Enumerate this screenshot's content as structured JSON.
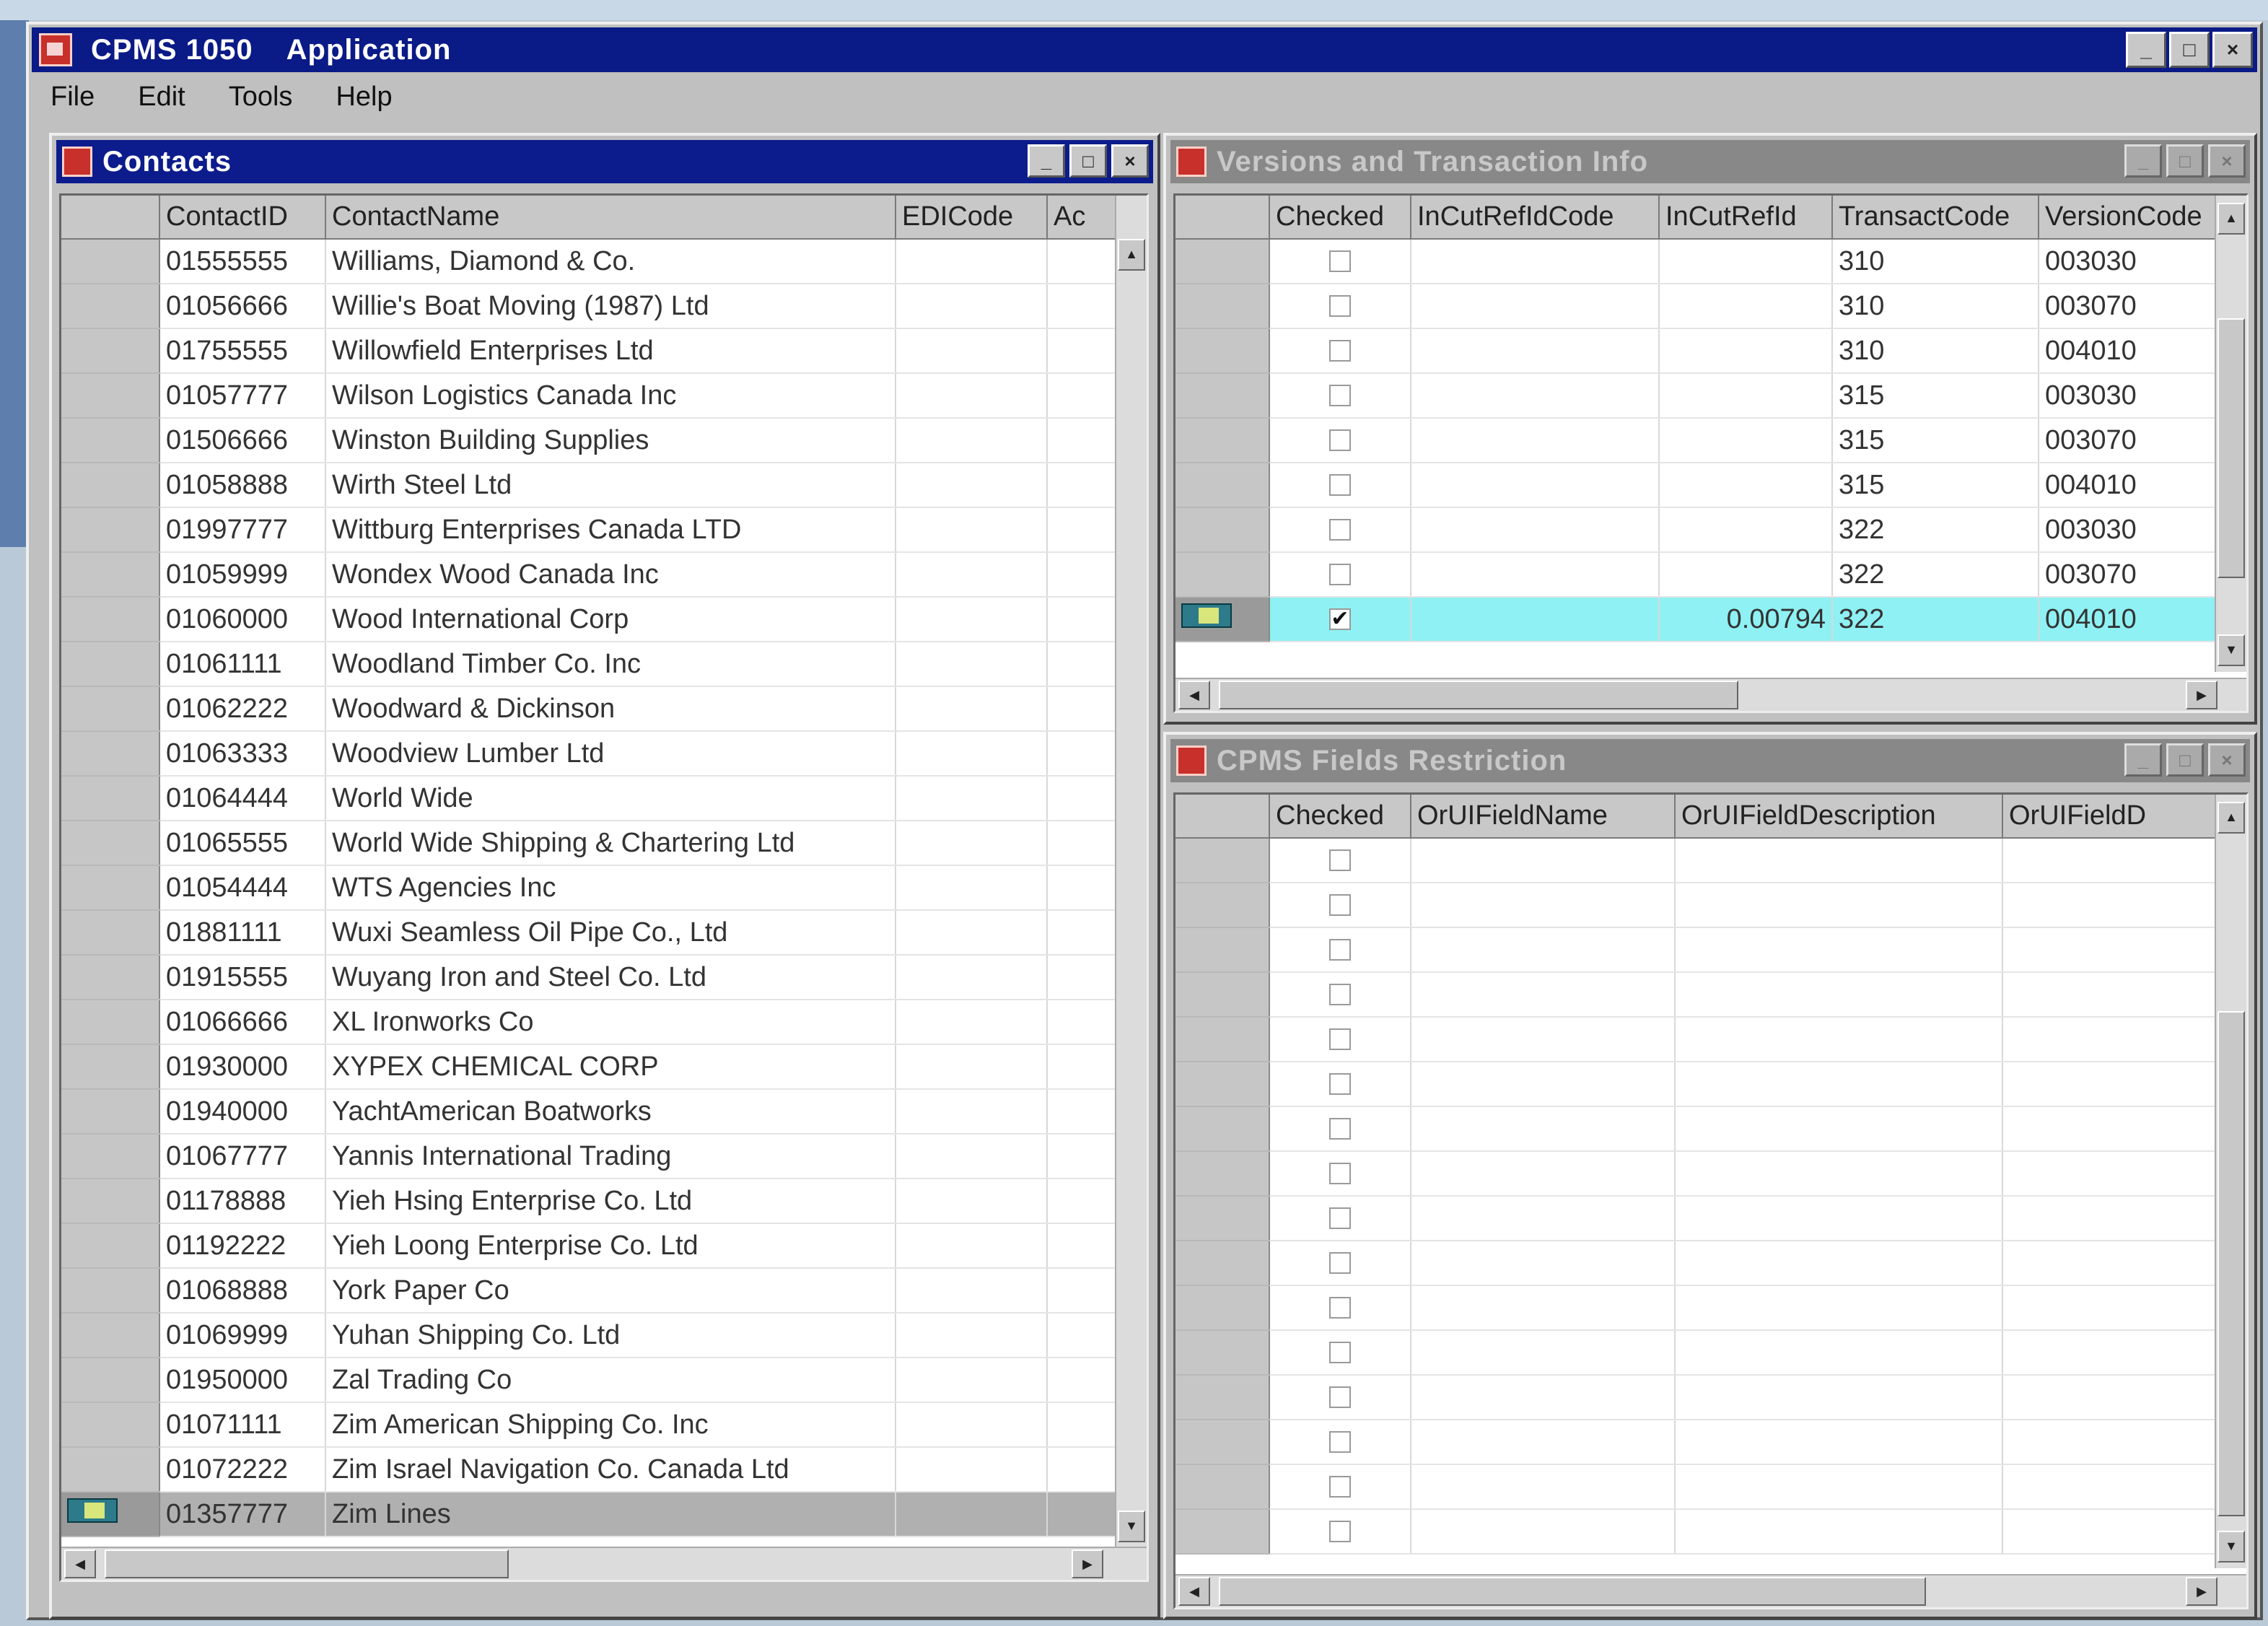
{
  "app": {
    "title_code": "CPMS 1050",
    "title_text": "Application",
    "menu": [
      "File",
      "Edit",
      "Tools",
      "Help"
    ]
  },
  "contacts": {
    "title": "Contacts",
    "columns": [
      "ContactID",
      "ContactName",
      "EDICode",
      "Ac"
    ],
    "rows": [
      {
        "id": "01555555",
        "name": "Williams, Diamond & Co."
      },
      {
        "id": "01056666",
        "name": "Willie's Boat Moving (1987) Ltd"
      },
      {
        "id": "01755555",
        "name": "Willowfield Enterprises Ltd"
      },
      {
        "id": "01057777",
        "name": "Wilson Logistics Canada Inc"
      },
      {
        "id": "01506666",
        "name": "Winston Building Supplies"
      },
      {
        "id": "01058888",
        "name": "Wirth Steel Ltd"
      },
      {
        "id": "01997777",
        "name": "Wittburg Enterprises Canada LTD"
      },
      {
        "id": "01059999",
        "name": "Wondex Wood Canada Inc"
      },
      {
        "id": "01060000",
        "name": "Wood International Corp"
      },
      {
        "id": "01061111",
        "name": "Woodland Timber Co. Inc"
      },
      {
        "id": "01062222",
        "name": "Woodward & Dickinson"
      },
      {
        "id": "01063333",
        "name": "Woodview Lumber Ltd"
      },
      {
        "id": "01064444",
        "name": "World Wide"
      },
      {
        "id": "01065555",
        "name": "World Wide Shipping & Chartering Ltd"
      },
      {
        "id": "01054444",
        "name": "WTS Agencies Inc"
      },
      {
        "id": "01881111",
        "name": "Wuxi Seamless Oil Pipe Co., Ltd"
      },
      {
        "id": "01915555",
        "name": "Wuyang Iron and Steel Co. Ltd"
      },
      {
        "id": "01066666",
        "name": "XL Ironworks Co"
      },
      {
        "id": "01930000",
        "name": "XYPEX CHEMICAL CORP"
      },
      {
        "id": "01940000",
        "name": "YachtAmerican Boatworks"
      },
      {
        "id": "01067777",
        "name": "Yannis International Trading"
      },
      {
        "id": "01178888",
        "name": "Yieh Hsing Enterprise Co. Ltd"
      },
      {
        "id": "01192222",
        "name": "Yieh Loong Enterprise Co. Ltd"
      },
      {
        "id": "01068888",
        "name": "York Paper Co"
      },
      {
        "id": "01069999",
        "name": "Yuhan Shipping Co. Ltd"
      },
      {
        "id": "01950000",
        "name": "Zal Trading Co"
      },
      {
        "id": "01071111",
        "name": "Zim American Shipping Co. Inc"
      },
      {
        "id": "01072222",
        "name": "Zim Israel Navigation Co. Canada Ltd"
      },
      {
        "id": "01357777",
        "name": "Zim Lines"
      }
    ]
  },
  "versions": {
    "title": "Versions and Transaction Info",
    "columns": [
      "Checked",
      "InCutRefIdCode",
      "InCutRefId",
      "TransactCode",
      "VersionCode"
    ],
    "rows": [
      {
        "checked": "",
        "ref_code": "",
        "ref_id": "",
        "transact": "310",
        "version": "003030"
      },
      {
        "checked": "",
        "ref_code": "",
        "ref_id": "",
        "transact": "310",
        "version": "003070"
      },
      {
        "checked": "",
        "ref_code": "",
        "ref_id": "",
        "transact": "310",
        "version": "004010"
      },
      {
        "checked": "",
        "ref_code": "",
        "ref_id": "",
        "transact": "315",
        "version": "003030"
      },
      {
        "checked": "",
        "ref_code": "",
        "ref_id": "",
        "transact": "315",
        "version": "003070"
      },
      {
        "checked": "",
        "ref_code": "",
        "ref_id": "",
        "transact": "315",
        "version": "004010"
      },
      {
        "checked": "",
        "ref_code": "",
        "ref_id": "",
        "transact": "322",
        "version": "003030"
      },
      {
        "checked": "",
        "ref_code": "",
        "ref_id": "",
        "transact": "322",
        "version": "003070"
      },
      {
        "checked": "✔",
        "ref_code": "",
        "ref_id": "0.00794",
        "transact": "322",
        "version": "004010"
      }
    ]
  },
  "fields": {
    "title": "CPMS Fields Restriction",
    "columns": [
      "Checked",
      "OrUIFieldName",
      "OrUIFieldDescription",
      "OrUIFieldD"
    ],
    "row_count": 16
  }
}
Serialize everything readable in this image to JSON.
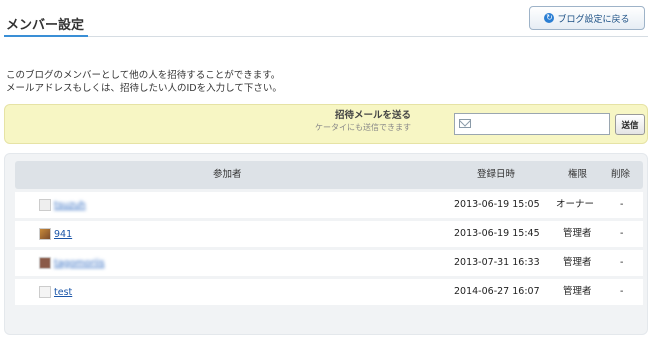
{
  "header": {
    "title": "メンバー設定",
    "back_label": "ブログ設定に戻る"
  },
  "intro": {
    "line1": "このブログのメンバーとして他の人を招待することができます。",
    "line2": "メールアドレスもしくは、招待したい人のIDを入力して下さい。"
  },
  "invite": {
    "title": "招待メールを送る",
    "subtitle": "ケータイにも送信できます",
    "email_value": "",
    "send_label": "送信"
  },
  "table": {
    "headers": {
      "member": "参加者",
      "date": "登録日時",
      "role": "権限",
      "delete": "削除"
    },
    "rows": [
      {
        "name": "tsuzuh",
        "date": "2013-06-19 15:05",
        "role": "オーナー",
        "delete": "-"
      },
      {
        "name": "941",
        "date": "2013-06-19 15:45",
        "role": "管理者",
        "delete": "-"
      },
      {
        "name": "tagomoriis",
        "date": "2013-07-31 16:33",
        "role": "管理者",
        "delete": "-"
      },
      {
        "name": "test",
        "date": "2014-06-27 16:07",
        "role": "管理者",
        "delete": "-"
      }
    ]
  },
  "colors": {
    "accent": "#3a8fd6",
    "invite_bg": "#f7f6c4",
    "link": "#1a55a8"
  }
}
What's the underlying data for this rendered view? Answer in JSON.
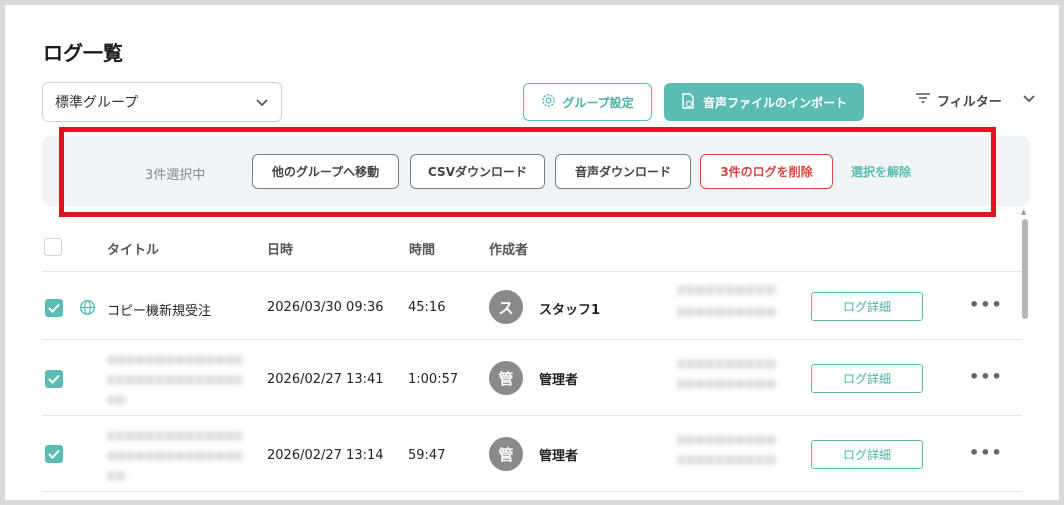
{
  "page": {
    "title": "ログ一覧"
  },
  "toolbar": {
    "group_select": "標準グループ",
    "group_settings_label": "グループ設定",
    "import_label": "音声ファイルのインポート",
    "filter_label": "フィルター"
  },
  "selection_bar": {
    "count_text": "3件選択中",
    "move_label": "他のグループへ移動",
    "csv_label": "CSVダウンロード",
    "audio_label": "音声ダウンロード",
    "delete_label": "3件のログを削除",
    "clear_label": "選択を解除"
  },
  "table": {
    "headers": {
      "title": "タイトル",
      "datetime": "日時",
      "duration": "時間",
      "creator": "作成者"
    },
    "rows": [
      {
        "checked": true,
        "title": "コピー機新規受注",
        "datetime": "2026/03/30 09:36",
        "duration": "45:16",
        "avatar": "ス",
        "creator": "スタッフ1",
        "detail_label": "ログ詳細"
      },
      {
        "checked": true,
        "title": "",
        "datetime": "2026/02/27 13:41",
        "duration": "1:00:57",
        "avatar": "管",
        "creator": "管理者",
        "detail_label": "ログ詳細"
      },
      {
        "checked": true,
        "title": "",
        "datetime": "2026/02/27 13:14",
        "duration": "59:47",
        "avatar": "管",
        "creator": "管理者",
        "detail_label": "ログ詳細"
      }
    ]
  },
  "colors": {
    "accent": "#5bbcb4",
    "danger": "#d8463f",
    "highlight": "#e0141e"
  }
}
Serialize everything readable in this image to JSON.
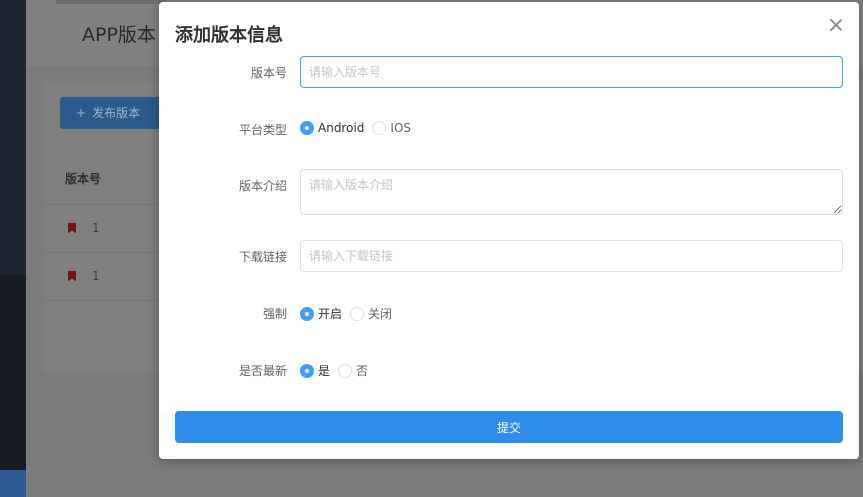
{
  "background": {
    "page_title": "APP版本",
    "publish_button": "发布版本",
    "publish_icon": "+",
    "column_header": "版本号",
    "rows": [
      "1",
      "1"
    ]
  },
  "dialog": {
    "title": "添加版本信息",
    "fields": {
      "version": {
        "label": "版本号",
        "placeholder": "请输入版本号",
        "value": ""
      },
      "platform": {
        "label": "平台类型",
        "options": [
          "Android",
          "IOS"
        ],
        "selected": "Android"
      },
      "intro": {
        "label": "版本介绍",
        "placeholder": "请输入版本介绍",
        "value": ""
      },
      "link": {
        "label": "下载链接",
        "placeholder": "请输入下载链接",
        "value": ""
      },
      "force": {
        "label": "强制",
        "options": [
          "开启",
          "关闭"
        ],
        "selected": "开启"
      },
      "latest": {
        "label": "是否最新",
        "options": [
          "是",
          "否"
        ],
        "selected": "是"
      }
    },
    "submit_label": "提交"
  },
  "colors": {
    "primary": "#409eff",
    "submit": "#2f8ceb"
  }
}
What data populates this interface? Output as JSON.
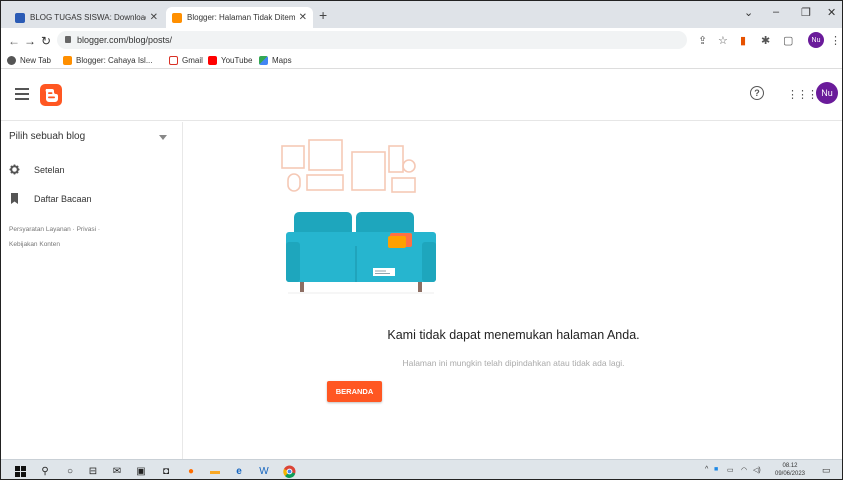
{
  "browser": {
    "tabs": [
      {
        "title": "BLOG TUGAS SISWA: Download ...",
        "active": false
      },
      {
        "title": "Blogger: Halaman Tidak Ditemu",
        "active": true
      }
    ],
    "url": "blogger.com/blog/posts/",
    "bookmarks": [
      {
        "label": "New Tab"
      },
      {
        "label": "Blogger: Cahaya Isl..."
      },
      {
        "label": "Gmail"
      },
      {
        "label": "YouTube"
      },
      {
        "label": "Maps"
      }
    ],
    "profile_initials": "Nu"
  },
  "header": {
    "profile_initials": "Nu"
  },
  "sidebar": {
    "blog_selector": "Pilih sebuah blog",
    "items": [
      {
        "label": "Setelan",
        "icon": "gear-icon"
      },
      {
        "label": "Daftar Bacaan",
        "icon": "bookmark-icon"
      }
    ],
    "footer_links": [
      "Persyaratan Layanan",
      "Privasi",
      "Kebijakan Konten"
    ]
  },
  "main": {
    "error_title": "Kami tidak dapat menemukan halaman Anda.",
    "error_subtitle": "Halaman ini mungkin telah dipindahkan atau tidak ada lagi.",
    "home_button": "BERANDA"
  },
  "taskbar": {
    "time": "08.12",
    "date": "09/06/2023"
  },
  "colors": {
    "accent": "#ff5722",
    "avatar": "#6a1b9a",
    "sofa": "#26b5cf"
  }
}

═══

## Aim
Respond with the number of lines containing "duration" and no additional words.

## Response for this exercise
4